◆ Exercise aim ◆
Work out how many lines hold the string "Gestion". Give that number and nothing more.

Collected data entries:
○ ○ ○ ○ ○

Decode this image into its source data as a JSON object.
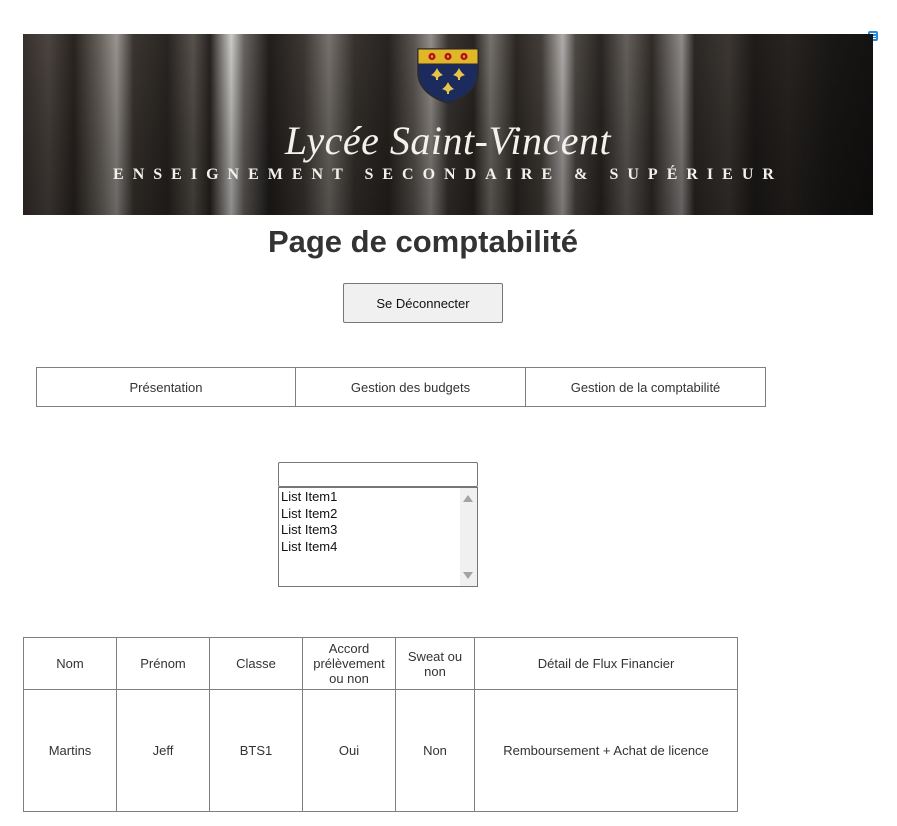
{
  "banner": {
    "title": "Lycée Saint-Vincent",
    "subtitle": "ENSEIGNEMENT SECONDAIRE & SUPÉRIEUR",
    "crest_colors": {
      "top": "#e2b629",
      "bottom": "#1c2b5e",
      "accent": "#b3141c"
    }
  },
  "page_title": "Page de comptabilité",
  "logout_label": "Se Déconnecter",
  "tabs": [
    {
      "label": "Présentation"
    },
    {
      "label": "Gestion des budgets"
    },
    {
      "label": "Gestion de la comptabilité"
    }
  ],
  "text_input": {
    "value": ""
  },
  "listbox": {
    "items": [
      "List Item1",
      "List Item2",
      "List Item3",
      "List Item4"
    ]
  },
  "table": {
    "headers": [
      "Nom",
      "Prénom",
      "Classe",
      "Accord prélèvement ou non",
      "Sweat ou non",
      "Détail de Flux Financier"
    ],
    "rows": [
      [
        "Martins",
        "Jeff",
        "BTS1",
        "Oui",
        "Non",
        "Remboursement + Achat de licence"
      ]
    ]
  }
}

○ ○ ○ ○ ○

◆ Answer ◆
2